What is required: Update the rows below by replacing every occurrence of "x-tick-label" with "axis-tick-label" and leaving everything else unchanged. Omit the pictures from the answer.

[Element box annotations]
◆ ◆ ◆ ◆
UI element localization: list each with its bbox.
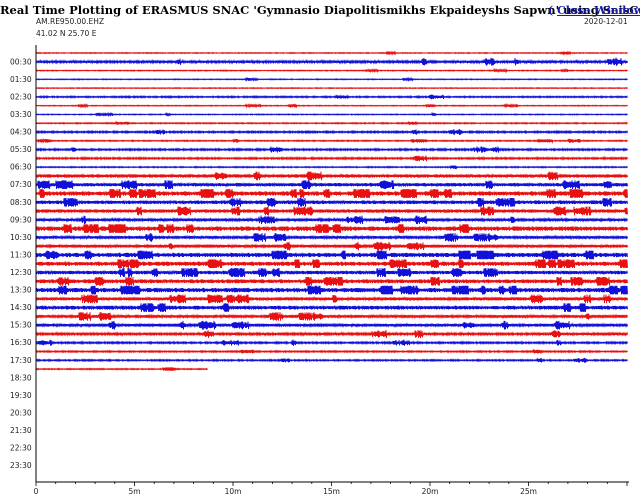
- seismogram-trace: [35, 276, 628, 286]
- time-label: 03:30: [10, 110, 32, 119]
- time-label: 17:30: [10, 356, 32, 365]
- seismogram-traces: [35, 50, 628, 372]
- time-label: 21:30: [10, 426, 32, 435]
- time-labels: 00:30 01:30 02:30 03:30 04:30 05:30 06:30 07:30…: [10, 57, 32, 470]
- seismogram-trace: [35, 250, 628, 260]
- seismogram-trace: [35, 215, 628, 225]
- seismogram-trace: [35, 285, 628, 295]
- seismogram-trace: [35, 120, 628, 126]
- seismogram-trace: [35, 111, 628, 118]
- time-label: 08:30: [10, 198, 32, 207]
- seismogram-trace: [35, 76, 628, 83]
- seismogram-trace: [35, 189, 628, 198]
- seismogram-trace: [35, 146, 628, 153]
- time-label: 10:30: [10, 233, 32, 242]
- page-title: Real Time Plotting of ERASMUS SNAC 'Gymn…: [0, 3, 640, 17]
- seismogram-trace: [35, 241, 628, 251]
- seismogram-trace: [35, 57, 628, 66]
- close-window-label[interactable]: Close Window: [557, 4, 640, 17]
- time-label: 20:30: [10, 409, 32, 418]
- seismogram-trace: [35, 171, 628, 181]
- seismogram-trace: [35, 138, 628, 144]
- time-label: 15:30: [10, 321, 32, 330]
- x-tick-label: 5m: [128, 487, 140, 496]
- time-label: 09:30: [10, 215, 32, 224]
- seismogram-trace: [35, 366, 208, 372]
- seismogram-trace: [35, 67, 628, 74]
- time-label: 18:30: [10, 373, 32, 382]
- seismogram-trace: [35, 329, 628, 339]
- time-label: 13:30: [10, 286, 32, 295]
- station-id: AM.RE950.00.EHZ: [36, 17, 105, 26]
- time-label: 14:30: [10, 303, 32, 312]
- time-axis: 0 5m 10m 15m 20m 25m: [34, 45, 629, 496]
- time-label: 23:30: [10, 461, 32, 470]
- seismogram-trace: [35, 224, 628, 233]
- seismogram-trace: [35, 102, 628, 109]
- time-label: 19:30: [10, 391, 32, 400]
- time-label: 12:30: [10, 268, 32, 277]
- time-label: 01:30: [10, 75, 32, 84]
- seismogram-trace: [35, 50, 628, 56]
- station-coordinates: 41.02 N 25.70 E: [36, 29, 97, 38]
- seismogram-trace: [35, 294, 628, 304]
- x-tick-label: 15m: [323, 487, 340, 496]
- time-label: 22:30: [10, 444, 32, 453]
- time-label: 05:30: [10, 145, 32, 154]
- seismogram-trace: [35, 129, 628, 135]
- seismogram-trace: [35, 312, 628, 321]
- time-label: 11:30: [10, 250, 32, 259]
- x-tick-label: 10m: [225, 487, 242, 496]
- time-label: 04:30: [10, 128, 32, 137]
- seismogram-trace: [35, 94, 628, 100]
- seismogram-trace: [35, 86, 628, 90]
- x-tick-label: 25m: [520, 487, 537, 496]
- seismogram-trace: [35, 357, 628, 363]
- seismogram-trace: [35, 348, 628, 355]
- time-label: 16:30: [10, 338, 32, 347]
- seismogram-trace: [35, 155, 628, 162]
- seismogram-trace: [35, 164, 628, 170]
- time-label: 07:30: [10, 180, 32, 189]
- time-label: 02:30: [10, 92, 32, 101]
- seismogram-trace: [35, 206, 628, 216]
- close-window-link[interactable]: ( Close Window): [548, 4, 640, 17]
- seismogram-trace: [35, 197, 628, 207]
- x-tick-label: 0: [34, 487, 39, 496]
- seismogram-trace: [35, 268, 628, 277]
- x-tick-label: 20m: [422, 487, 439, 496]
- seismogram-trace: [35, 259, 628, 269]
- seismogram-trace: [35, 339, 628, 346]
- plot-date: 2020-12-01: [584, 17, 628, 26]
- time-label: 00:30: [10, 57, 32, 66]
- seismogram-trace: [35, 233, 628, 242]
- time-label: 06:30: [10, 163, 32, 172]
- seismogram-trace: [35, 320, 628, 330]
- seismogram-trace: [35, 303, 628, 312]
- seismogram-trace: [35, 180, 628, 190]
◆ ◆ ◆ ◆
Written answer:
UI element localization: list each with its bbox.
- seismogram-trace: [35, 276, 628, 286]
- time-label: 03:30: [10, 110, 32, 119]
- time-label: 17:30: [10, 356, 32, 365]
- seismogram-traces: [35, 50, 628, 372]
- time-label: 21:30: [10, 426, 32, 435]
- time-labels: 00:30 01:30 02:30 03:30 04:30 05:30 06:30 07:30…: [10, 57, 32, 470]
- seismogram-trace: [35, 250, 628, 260]
- seismogram-trace: [35, 215, 628, 225]
- seismogram-trace: [35, 285, 628, 295]
- seismogram-trace: [35, 120, 628, 126]
- seismogram-trace: [35, 111, 628, 118]
- time-label: 08:30: [10, 198, 32, 207]
- seismogram-trace: [35, 76, 628, 83]
- seismogram-trace: [35, 189, 628, 198]
- seismogram-trace: [35, 146, 628, 153]
- time-label: 10:30: [10, 233, 32, 242]
- page-title: Real Time Plotting of ERASMUS SNAC 'Gymn…: [0, 3, 640, 17]
- seismogram-trace: [35, 241, 628, 251]
- seismogram-trace: [35, 57, 628, 66]
- close-window-label[interactable]: Close Window: [557, 4, 640, 17]
- time-label: 20:30: [10, 409, 32, 418]
- seismogram-trace: [35, 171, 628, 181]
- seismogram-trace: [35, 138, 628, 144]
- time-label: 15:30: [10, 321, 32, 330]
- axis-tick-label: 5m: [128, 487, 140, 496]
- time-label: 09:30: [10, 215, 32, 224]
- seismogram-trace: [35, 366, 208, 372]
- seismogram-trace: [35, 67, 628, 74]
- time-label: 18:30: [10, 373, 32, 382]
- seismogram-trace: [35, 329, 628, 339]
- time-label: 13:30: [10, 286, 32, 295]
- station-id: AM.RE950.00.EHZ: [36, 17, 105, 26]
- time-label: 14:30: [10, 303, 32, 312]
- time-axis: 0 5m 10m 15m 20m 25m: [34, 45, 629, 496]
- time-label: 23:30: [10, 461, 32, 470]
- seismogram-trace: [35, 224, 628, 233]
- seismogram-trace: [35, 102, 628, 109]
- time-label: 19:30: [10, 391, 32, 400]
- time-label: 12:30: [10, 268, 32, 277]
- time-label: 01:30: [10, 75, 32, 84]
- seismogram-trace: [35, 50, 628, 56]
- station-coordinates: 41.02 N 25.70 E: [36, 29, 97, 38]
- seismogram-trace: [35, 294, 628, 304]
- axis-tick-label: 15m: [323, 487, 340, 496]
- time-label: 22:30: [10, 444, 32, 453]
- time-label: 05:30: [10, 145, 32, 154]
- seismogram-trace: [35, 129, 628, 135]
- seismogram-trace: [35, 312, 628, 321]
- time-label: 11:30: [10, 250, 32, 259]
- axis-tick-label: 10m: [225, 487, 242, 496]
- time-label: 04:30: [10, 128, 32, 137]
- seismogram-trace: [35, 94, 628, 100]
- seismogram-trace: [35, 86, 628, 90]
- axis-tick-label: 25m: [520, 487, 537, 496]
- seismogram-trace: [35, 357, 628, 363]
- seismogram-trace: [35, 348, 628, 355]
- time-label: 16:30: [10, 338, 32, 347]
- seismogram-trace: [35, 155, 628, 162]
- seismogram-trace: [35, 164, 628, 170]
- time-label: 07:30: [10, 180, 32, 189]
- time-label: 02:30: [10, 92, 32, 101]
- seismogram-trace: [35, 206, 628, 216]
- close-window-link[interactable]: ( Close Window): [548, 4, 640, 17]
- seismogram-trace: [35, 197, 628, 207]
- axis-tick-label: 0: [34, 487, 39, 496]
- seismogram-trace: [35, 268, 628, 277]
- axis-tick-label: 20m: [422, 487, 439, 496]
- seismogram-trace: [35, 259, 628, 269]
- seismogram-trace: [35, 339, 628, 346]
- plot-date: 2020-12-01: [584, 17, 628, 26]
- time-label: 00:30: [10, 57, 32, 66]
- seismogram-trace: [35, 233, 628, 242]
- time-label: 06:30: [10, 163, 32, 172]
- seismogram-trace: [35, 320, 628, 330]
- seismogram-trace: [35, 303, 628, 312]
- seismogram-trace: [35, 180, 628, 190]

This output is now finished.